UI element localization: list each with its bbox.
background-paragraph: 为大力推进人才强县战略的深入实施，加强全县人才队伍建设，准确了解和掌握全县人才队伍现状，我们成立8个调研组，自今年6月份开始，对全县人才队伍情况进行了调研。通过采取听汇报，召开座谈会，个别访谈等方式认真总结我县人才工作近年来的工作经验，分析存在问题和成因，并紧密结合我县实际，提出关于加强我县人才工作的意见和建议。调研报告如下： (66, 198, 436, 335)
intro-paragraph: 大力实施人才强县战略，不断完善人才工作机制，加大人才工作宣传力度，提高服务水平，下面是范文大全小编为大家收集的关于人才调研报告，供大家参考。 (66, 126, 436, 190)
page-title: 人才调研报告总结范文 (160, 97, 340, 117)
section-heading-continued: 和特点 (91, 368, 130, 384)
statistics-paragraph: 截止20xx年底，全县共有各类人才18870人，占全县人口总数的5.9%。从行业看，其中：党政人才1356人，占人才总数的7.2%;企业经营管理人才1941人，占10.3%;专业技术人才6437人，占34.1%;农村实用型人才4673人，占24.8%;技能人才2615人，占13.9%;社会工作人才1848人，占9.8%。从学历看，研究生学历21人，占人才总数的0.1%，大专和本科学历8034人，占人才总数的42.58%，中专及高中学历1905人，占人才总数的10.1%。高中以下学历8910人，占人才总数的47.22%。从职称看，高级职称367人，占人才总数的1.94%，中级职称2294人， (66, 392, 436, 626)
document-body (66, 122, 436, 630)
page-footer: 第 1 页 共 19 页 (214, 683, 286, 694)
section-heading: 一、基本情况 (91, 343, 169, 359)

* _Exercise goal_:
Convert every line in the records into a numbered list, leaving out any blank lines.

* _Finished answer_:
1. UI element localization: list each with its bbox.
2. background-paragraph: 为大力推进人才强县战略的深入实施，加强全县人才队伍建设，准确了解和掌握全县人才队伍现状，我们成立8个调研组，自今年6月份开始，对全县人才队伍情况进行了调研。通过采取听汇报，召开座谈会，个别访谈等方式认真总结我县人才工作近年来的工作经验，分析存在问题和成因，并紧密结合我县实际，提出关于加强我县人才工作的意见和建议。调研报告如下： (66, 198, 436, 335)
3. intro-paragraph: 大力实施人才强县战略，不断完善人才工作机制，加大人才工作宣传力度，提高服务水平，下面是范文大全小编为大家收集的关于人才调研报告，供大家参考。 (66, 126, 436, 190)
4. page-title: 人才调研报告总结范文 (160, 97, 340, 117)
5. section-heading-continued: 和特点 (91, 368, 130, 384)
6. statistics-paragraph: 截止20xx年底，全县共有各类人才18870人，占全县人口总数的5.9%。从行业看，其中：党政人才1356人，占人才总数的7.2%;企业经营管理人才1941人，占10.3%;专业技术人才6437人，占34.1%;农村实用型人才4673人，占24.8%;技能人才2615人，占13.9%;社会工作人才1848人，占9.8%。从学历看，研究生学历21人，占人才总数的0.1%，大专和本科学历8034人，占人才总数的42.58%，中专及高中学历1905人，占人才总数的10.1%。高中以下学历8910人，占人才总数的47.22%。从职称看，高级职称367人，占人才总数的1.94%，中级职称2294人， (66, 392, 436, 626)
7. document-body (66, 122, 436, 630)
8. page-footer: 第 1 页 共 19 页 (214, 683, 286, 694)
9. section-heading: 一、基本情况 (91, 343, 169, 359)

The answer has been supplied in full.